**Problem:** Copy every line of the records below that holds the word "this".

**Items:**
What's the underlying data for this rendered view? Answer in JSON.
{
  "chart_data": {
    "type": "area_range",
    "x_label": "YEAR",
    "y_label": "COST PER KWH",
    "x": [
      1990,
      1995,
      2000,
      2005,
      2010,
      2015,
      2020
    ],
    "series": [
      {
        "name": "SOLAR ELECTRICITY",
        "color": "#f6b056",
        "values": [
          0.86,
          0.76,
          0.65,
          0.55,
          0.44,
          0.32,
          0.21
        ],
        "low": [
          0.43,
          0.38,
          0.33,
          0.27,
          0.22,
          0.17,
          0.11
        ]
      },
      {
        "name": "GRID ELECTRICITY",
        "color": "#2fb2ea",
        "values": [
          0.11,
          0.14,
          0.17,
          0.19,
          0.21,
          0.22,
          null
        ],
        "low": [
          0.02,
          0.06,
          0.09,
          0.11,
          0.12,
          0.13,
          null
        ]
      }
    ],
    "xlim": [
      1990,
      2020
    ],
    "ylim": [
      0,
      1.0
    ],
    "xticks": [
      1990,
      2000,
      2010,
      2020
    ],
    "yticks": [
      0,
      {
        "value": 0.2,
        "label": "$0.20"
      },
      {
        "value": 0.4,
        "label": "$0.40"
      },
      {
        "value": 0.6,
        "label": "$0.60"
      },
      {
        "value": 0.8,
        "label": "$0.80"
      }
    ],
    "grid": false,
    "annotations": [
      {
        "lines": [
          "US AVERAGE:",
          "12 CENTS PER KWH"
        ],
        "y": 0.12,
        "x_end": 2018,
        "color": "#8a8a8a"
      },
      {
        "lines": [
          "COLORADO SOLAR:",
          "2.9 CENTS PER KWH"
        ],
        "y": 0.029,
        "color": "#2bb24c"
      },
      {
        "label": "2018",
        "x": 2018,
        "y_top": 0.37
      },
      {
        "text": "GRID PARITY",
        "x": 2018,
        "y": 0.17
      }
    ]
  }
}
---
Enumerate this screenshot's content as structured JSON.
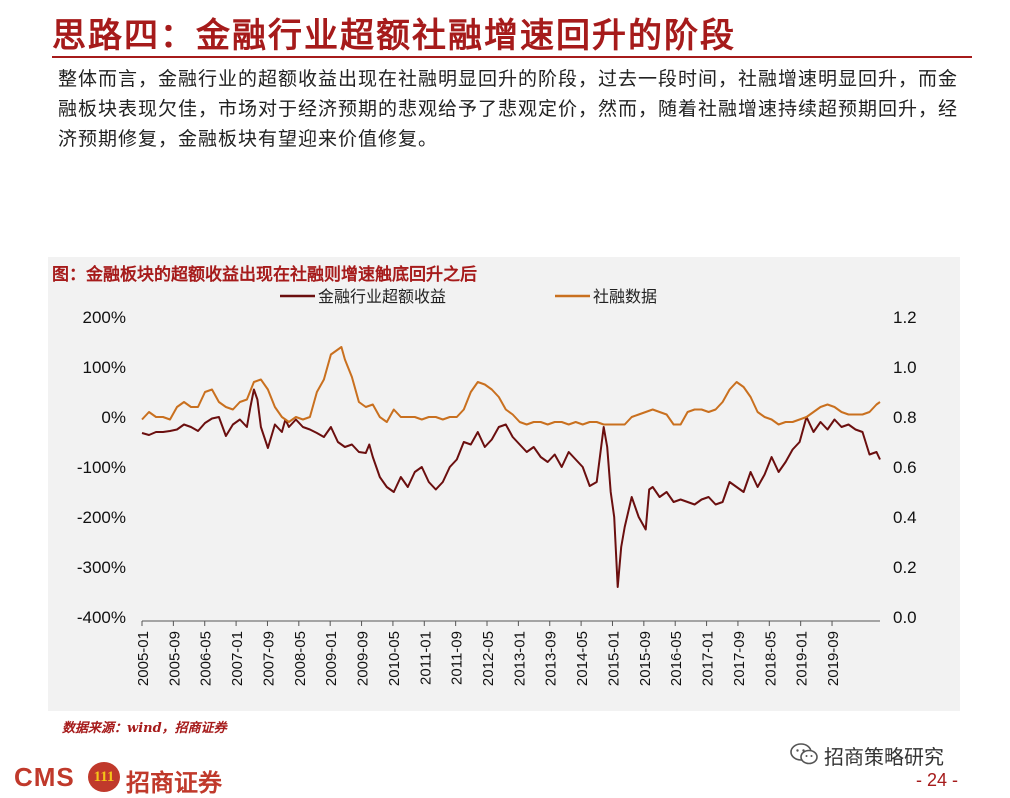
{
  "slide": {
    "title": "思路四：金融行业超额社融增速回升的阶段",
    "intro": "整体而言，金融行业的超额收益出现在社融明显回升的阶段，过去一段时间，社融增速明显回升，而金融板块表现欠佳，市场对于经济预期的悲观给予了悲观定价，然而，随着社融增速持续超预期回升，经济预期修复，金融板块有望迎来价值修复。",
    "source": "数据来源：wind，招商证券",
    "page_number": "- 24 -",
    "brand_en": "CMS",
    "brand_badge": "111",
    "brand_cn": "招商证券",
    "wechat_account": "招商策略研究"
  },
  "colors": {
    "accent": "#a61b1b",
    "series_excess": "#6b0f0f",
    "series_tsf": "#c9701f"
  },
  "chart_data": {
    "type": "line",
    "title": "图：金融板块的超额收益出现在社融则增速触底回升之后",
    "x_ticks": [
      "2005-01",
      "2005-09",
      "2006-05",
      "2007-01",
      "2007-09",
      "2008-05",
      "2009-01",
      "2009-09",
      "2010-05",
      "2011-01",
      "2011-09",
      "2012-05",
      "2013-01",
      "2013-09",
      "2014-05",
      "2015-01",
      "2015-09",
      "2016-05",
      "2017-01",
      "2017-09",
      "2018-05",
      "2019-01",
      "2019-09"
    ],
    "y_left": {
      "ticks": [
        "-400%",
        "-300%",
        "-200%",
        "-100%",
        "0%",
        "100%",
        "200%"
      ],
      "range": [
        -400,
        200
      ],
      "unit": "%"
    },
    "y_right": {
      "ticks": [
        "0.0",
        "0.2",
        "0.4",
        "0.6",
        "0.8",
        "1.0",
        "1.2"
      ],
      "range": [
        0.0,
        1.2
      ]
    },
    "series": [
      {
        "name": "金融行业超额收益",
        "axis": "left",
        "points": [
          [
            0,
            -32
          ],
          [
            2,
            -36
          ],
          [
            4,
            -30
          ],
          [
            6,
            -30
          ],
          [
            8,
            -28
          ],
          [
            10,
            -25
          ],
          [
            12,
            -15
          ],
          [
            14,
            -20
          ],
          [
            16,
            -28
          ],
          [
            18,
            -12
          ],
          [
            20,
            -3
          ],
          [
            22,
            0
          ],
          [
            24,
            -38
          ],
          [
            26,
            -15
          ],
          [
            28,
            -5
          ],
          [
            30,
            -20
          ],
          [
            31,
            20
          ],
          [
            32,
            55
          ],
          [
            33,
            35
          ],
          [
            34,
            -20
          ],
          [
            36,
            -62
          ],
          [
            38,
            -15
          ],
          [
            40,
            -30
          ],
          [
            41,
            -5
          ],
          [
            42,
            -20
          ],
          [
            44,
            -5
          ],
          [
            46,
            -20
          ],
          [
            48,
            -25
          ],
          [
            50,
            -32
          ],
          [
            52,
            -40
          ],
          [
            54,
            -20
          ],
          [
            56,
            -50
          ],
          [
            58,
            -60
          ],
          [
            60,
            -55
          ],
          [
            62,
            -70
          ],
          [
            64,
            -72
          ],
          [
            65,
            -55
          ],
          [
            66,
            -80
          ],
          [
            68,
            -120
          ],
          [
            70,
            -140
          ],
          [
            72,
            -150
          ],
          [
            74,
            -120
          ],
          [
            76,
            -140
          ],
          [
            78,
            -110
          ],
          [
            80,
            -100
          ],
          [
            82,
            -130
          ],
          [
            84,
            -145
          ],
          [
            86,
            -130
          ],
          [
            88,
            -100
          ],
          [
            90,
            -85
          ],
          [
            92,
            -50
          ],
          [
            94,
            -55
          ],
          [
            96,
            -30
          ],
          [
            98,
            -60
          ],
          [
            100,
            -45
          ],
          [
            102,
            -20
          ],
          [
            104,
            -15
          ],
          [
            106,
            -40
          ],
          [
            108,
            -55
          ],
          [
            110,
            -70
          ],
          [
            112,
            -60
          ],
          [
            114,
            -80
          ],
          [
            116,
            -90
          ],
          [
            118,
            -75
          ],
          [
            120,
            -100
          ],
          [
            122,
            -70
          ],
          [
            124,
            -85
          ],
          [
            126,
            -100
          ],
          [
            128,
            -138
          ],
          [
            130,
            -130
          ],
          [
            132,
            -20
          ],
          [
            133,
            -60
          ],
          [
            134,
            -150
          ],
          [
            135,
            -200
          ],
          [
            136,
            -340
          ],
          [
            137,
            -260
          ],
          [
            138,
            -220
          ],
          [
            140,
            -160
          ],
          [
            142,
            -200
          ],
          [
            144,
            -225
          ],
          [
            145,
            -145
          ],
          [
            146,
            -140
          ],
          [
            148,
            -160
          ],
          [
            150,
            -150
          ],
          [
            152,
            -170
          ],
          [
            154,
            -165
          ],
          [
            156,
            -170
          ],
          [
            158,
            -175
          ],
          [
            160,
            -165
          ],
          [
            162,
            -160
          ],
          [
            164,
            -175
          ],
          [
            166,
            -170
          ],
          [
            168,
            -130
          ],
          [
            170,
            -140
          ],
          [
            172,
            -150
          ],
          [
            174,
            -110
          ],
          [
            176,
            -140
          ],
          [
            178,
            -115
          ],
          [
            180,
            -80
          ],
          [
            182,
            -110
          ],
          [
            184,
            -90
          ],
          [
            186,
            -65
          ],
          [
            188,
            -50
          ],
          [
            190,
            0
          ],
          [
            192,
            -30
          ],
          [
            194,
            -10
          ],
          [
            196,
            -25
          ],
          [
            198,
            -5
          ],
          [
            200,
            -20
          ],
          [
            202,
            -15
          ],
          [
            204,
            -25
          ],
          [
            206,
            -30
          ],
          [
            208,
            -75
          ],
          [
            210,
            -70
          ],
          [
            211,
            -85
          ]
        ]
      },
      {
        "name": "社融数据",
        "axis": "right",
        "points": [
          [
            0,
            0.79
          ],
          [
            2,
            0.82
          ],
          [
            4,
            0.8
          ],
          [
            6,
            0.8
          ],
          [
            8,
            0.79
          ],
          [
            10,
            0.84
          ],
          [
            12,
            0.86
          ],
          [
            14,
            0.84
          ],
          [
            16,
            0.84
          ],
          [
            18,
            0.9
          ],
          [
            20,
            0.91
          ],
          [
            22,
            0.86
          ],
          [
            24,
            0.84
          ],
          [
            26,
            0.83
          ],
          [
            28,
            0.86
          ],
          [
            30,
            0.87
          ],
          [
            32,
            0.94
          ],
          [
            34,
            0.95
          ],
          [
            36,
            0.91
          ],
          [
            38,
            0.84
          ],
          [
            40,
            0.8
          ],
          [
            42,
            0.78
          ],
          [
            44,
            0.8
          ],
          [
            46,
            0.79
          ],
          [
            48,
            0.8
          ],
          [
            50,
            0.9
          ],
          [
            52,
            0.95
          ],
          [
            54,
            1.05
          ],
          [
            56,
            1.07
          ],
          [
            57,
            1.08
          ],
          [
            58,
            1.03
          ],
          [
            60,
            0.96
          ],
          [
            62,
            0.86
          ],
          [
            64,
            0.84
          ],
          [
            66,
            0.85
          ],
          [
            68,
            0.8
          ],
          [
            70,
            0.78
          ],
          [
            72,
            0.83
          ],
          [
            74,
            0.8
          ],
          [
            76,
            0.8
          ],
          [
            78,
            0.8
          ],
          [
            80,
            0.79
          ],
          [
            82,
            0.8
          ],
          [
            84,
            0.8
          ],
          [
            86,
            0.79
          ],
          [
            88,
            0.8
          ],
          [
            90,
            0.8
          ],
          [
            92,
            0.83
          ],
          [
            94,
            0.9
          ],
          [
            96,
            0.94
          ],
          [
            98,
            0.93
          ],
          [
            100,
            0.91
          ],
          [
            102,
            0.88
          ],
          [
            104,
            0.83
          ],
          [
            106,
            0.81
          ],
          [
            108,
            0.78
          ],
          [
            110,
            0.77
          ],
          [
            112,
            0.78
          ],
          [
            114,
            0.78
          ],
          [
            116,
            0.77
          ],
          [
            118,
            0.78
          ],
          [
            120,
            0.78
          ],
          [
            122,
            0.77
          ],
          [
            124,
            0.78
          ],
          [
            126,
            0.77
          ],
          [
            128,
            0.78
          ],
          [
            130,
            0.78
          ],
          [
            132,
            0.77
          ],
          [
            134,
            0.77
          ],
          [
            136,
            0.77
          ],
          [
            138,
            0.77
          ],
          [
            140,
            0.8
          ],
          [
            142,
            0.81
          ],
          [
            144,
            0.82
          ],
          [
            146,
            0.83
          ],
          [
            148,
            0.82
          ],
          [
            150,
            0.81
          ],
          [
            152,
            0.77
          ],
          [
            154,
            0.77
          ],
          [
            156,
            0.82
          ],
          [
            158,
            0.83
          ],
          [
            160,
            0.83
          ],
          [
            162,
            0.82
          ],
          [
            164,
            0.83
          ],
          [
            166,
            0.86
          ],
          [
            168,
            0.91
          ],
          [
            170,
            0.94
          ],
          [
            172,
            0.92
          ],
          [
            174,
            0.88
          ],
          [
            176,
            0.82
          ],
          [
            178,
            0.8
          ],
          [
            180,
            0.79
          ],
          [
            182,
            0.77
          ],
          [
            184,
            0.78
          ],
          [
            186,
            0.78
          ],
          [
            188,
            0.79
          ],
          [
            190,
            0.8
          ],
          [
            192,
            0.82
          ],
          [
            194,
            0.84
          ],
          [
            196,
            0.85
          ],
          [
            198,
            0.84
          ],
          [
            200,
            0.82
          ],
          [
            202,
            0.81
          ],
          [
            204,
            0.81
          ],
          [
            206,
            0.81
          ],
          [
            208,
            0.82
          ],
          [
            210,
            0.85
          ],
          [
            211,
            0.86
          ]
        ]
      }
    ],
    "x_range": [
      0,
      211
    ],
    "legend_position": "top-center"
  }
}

**Written solution:**
What's the underlying data for this rendered view? Answer in JSON.
Enumerate this screenshot's content as structured JSON.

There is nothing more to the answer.